[start of MATERIAL FOR THE TASK]
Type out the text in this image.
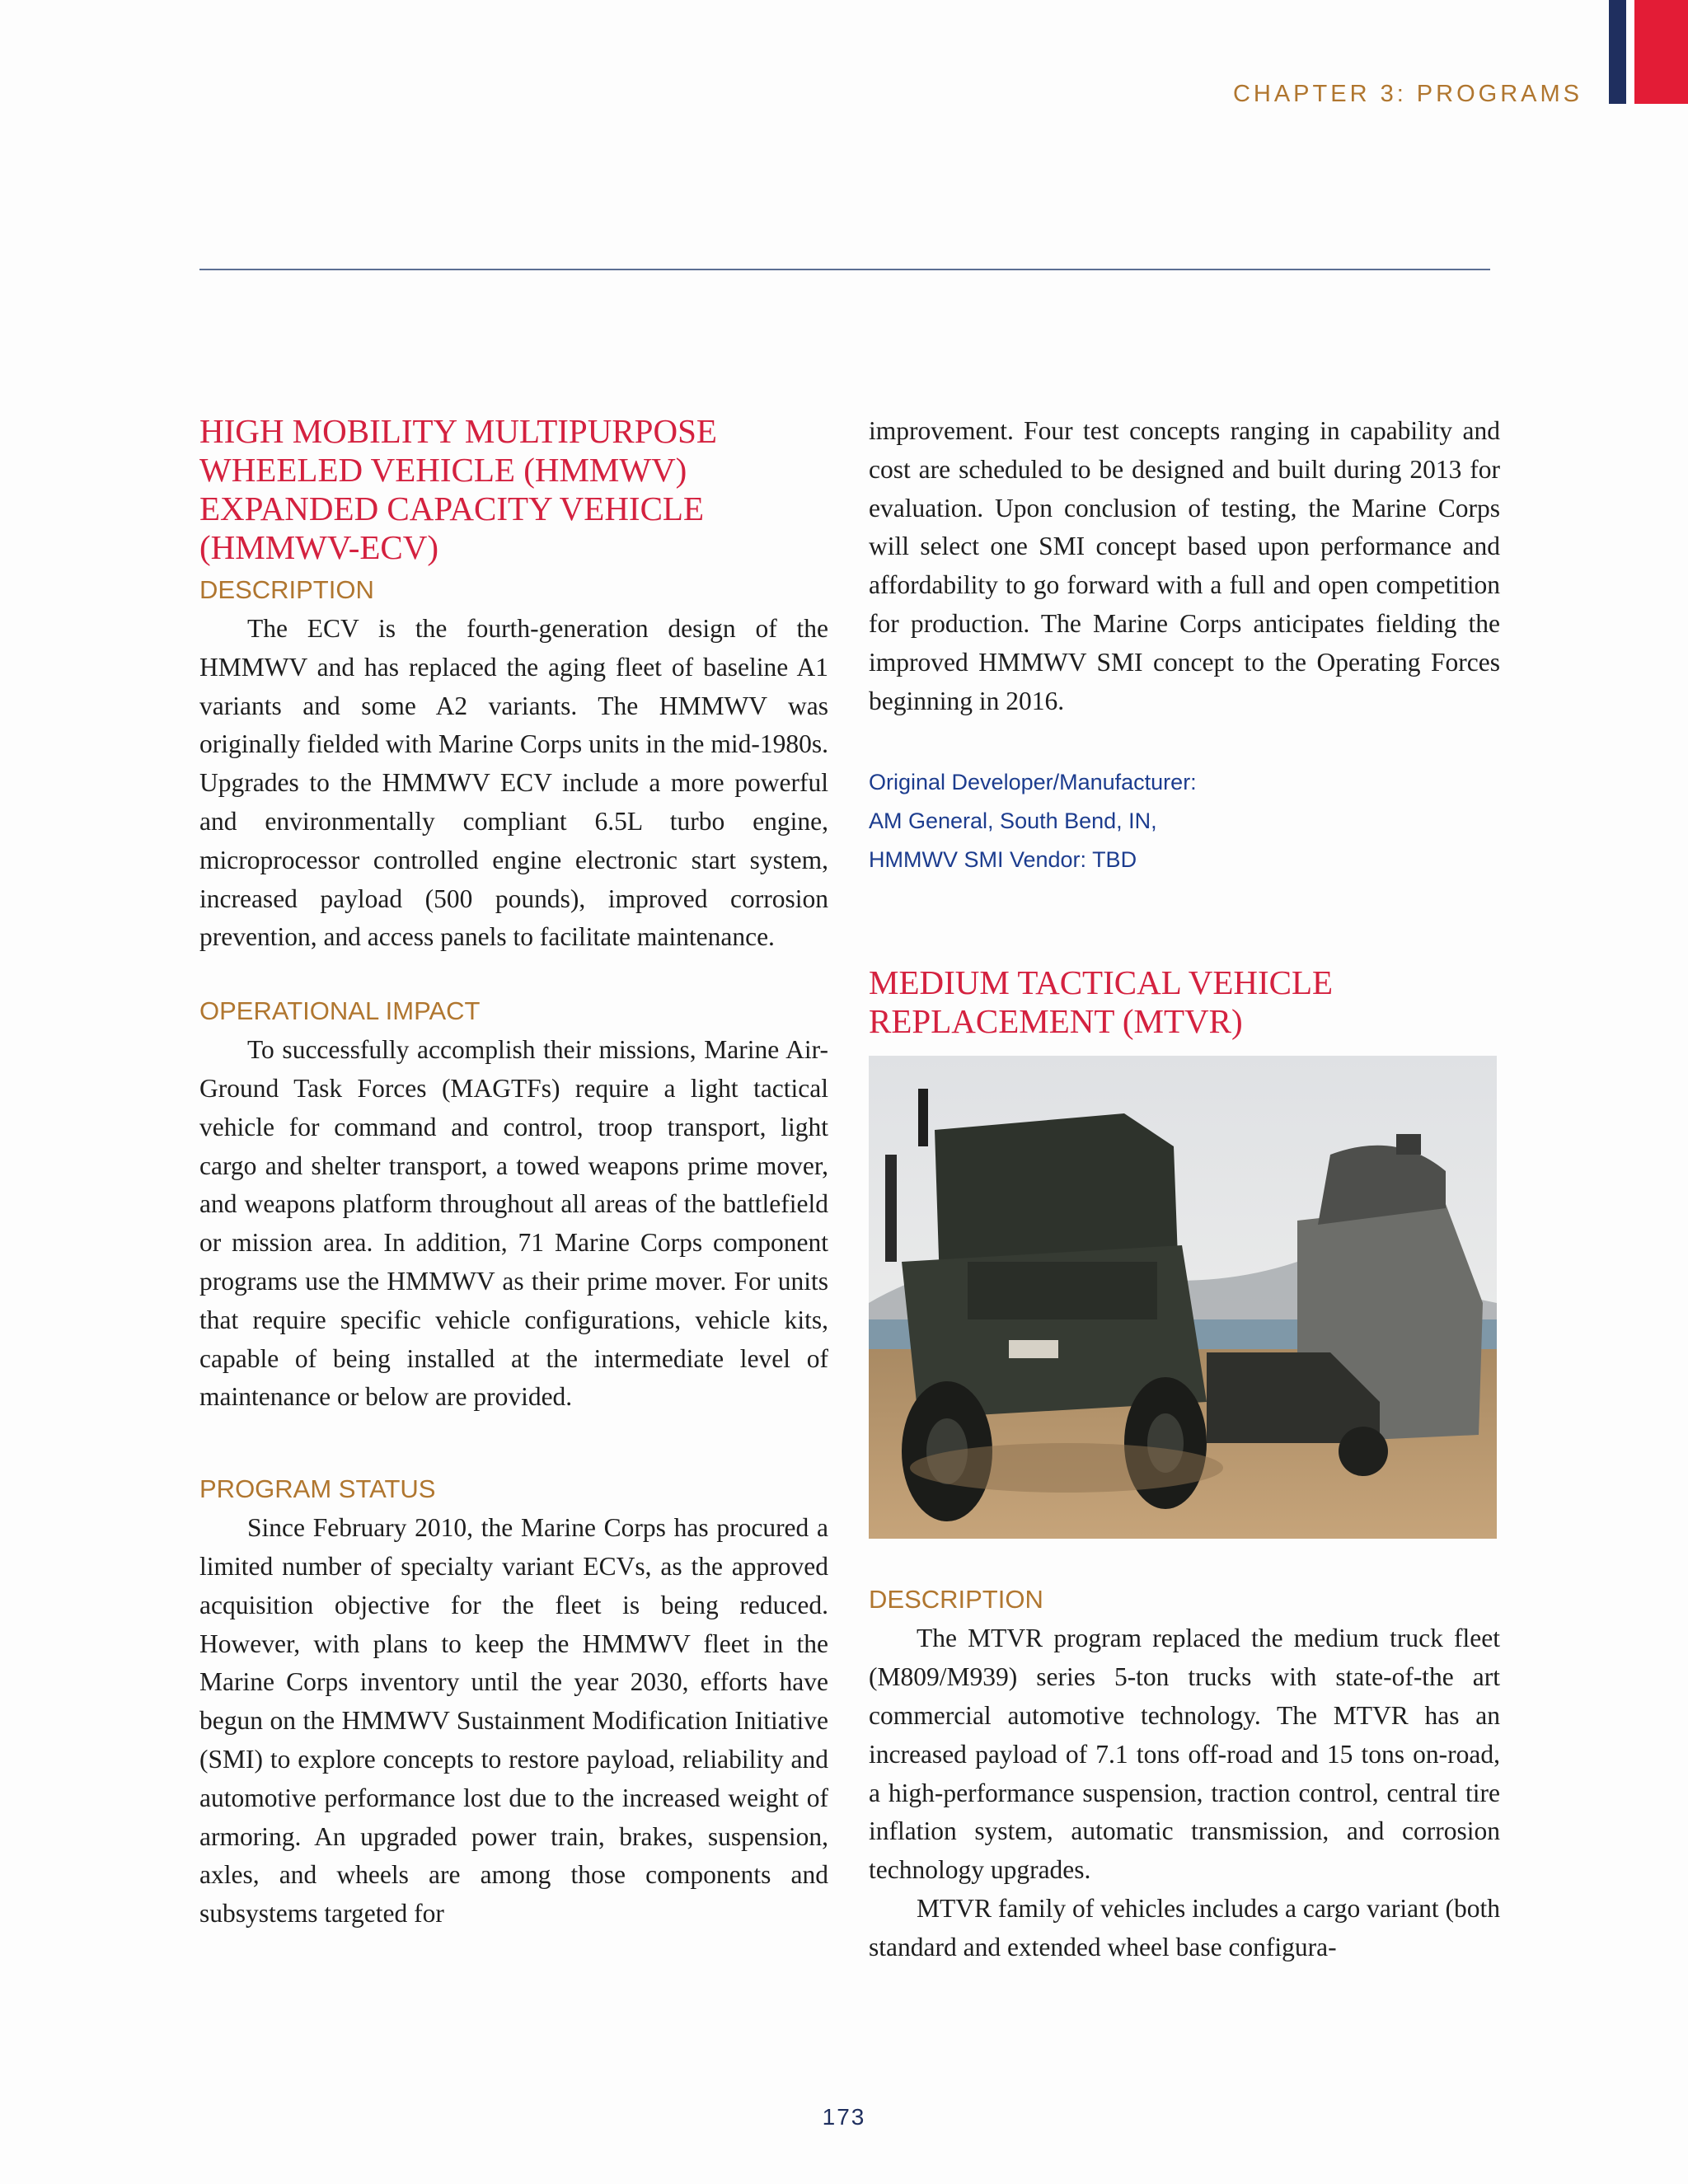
CHAPTER 3: PROGRAMS
HIGH MOBILITY MULTIPURPOSE
WHEELED VEHICLE (HMMWV)
EXPANDED CAPACITY VEHICLE
(HMMWV-ECV)
DESCRIPTION

The ECV is the fourth-generation design of the HMMWV and has replaced the aging fleet of baseline A1 variants and some A2 variants. The HMMWV was originally fielded with Marine Corps units in the mid-1980s. Upgrades to the HMMWV ECV include a more powerful and environmentally compliant 6.5L turbo engine, microprocessor controlled engine electronic start system, increased payload (500 pounds), improved corrosion prevention, and access panels to facilitate maintenance.

OPERATIONAL IMPACT

To successfully accomplish their missions, Marine Air-Ground Task Forces (MAGTFs) require a light tactical vehicle for command and control, troop transport, light cargo and shelter transport, a towed weapons prime mover, and weapons platform throughout all areas of the battlefield or mission area. In addition, 71 Marine Corps component programs use the HMMWV as their prime mover. For units that require specific vehicle configurations, vehicle kits, capable of being installed at the intermediate level of maintenance or below are provided.

PROGRAM STATUS

Since February 2010, the Marine Corps has procured a limited number of specialty variant ECVs, as the approved acquisition objective for the fleet is being reduced. However, with plans to keep the HMMWV fleet in the Marine Corps inventory until the year 2030, efforts have begun on the HMMWV Sustainment Modification Initiative (SMI) to explore concepts to restore payload, reliability and automotive performance lost due to the increased weight of armoring. An upgraded power train, brakes, suspension, axles, and wheels are among those components and subsystems targeted for

improvement. Four test concepts ranging in capability and cost are scheduled to be designed and built during 2013 for evaluation. Upon conclusion of testing, the Marine Corps will select one SMI concept based upon performance and affordability to go forward with a full and open competition for production. The Marine Corps anticipates fielding the improved HMMWV SMI concept to the Operating Forces beginning in 2016.

Original Developer/Manufacturer:
AM General, South Bend, IN,
HMMWV SMI Vendor: TBD
MEDIUM TACTICAL VEHICLE
REPLACEMENT (MTVR)
DESCRIPTION

The MTVR program replaced the medium truck fleet (M809/M939) series 5-ton trucks with state-of-the art commercial automotive technology. The MTVR has an increased payload of 7.1 tons off-road and 15 tons on-road, a high-performance suspension, traction control, central tire inflation system, automatic transmission, and corrosion technology upgrades.

MTVR family of vehicles includes a cargo variant (both standard and extended wheel base configura-

173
[end of MATERIAL FOR THE TASK]
## CHALLENGE
Please set down each line of the data above exactly as written, without the pictures.

## PROBLEM SOLUTION
Type out the text in this image.
CHAPTER 3: PROGRAMS
HIGH MOBILITY MULTIPURPOSE
WHEELED VEHICLE (HMMWV)
EXPANDED CAPACITY VEHICLE
(HMMWV-ECV)
DESCRIPTION

The ECV is the fourth-generation design of the HMMWV and has replaced the aging fleet of baseline A1 variants and some A2 variants. The HMMWV was originally fielded with Marine Corps units in the mid-1980s. Upgrades to the HMMWV ECV include a more powerful and environmentally compliant 6.5L turbo engine, microprocessor controlled engine electronic start system, increased payload (500 pounds), improved corrosion prevention, and access panels to facilitate maintenance.

OPERATIONAL IMPACT

To successfully accomplish their missions, Marine Air-Ground Task Forces (MAGTFs) require a light tactical vehicle for command and control, troop transport, light cargo and shelter transport, a towed weapons prime mover, and weapons platform throughout all areas of the battlefield or mission area. In addition, 71 Marine Corps component programs use the HMMWV as their prime mover. For units that require specific vehicle configurations, vehicle kits, capable of being installed at the intermediate level of maintenance or below are provided.

PROGRAM STATUS

Since February 2010, the Marine Corps has procured a limited number of specialty variant ECVs, as the approved acquisition objective for the fleet is being reduced. However, with plans to keep the HMMWV fleet in the Marine Corps inventory until the year 2030, efforts have begun on the HMMWV Sustainment Modification Initiative (SMI) to explore concepts to restore payload, reliability and automotive performance lost due to the increased weight of armoring. An upgraded power train, brakes, suspension, axles, and wheels are among those components and subsystems targeted for

improvement. Four test concepts ranging in capability and cost are scheduled to be designed and built during 2013 for evaluation. Upon conclusion of testing, the Marine Corps will select one SMI concept based upon performance and affordability to go forward with a full and open competition for production. The Marine Corps anticipates fielding the improved HMMWV SMI concept to the Operating Forces beginning in 2016.

Original Developer/Manufacturer:
AM General, South Bend, IN,
HMMWV SMI Vendor: TBD
MEDIUM TACTICAL VEHICLE
REPLACEMENT (MTVR)
DESCRIPTION

The MTVR program replaced the medium truck fleet (M809/M939) series 5-ton trucks with state-of-the art commercial automotive technology. The MTVR has an increased payload of 7.1 tons off-road and 15 tons on-road, a high-performance suspension, traction control, central tire inflation system, automatic transmission, and corrosion technology upgrades.

MTVR family of vehicles includes a cargo variant (both standard and extended wheel base configura-

173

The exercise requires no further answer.